##### Records for the exercise #####

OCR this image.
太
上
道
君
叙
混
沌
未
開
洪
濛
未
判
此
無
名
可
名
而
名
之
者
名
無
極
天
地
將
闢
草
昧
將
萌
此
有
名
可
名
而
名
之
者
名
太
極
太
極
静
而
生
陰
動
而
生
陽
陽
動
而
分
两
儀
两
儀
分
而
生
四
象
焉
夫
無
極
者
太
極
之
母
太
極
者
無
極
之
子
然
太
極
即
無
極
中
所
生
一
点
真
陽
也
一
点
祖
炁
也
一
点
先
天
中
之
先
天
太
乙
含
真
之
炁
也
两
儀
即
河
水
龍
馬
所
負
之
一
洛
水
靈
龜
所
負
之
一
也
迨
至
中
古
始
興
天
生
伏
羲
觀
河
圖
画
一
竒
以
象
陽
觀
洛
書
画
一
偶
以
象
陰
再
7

#####

* **Exercise**
Repeat every record exactly as written, please.

* **Result**
OCR this image.
太
上
道
君
叙
混
沌
未
開
洪
濛
未
判
此
無
名
可
名
而
名
之
者
名
無
極
天
地
將
闢
草
昧
將
萌
此
有
名
可
名
而
名
之
者
名
太
極
太
極
静
而
生
陰
動
而
生
陽
陽
動
而
分
两
儀
两
儀
分
而
生
四
象
焉
夫
無
極
者
太
極
之
母
太
極
者
無
極
之
子
然
太
極
即
無
極
中
所
生
一
点
真
陽
也
一
点
祖
炁
也
一
点
先
天
中
之
先
天
太
乙
含
真
之
炁
也
两
儀
即
河
水
龍
馬
所
負
之
一
洛
水
靈
龜
所
負
之
一
也
迨
至
中
古
始
興
天
生
伏
羲
觀
河
圖
画
一
竒
以
象
陽
觀
洛
書
画
一
偶
以
象
陰
再
7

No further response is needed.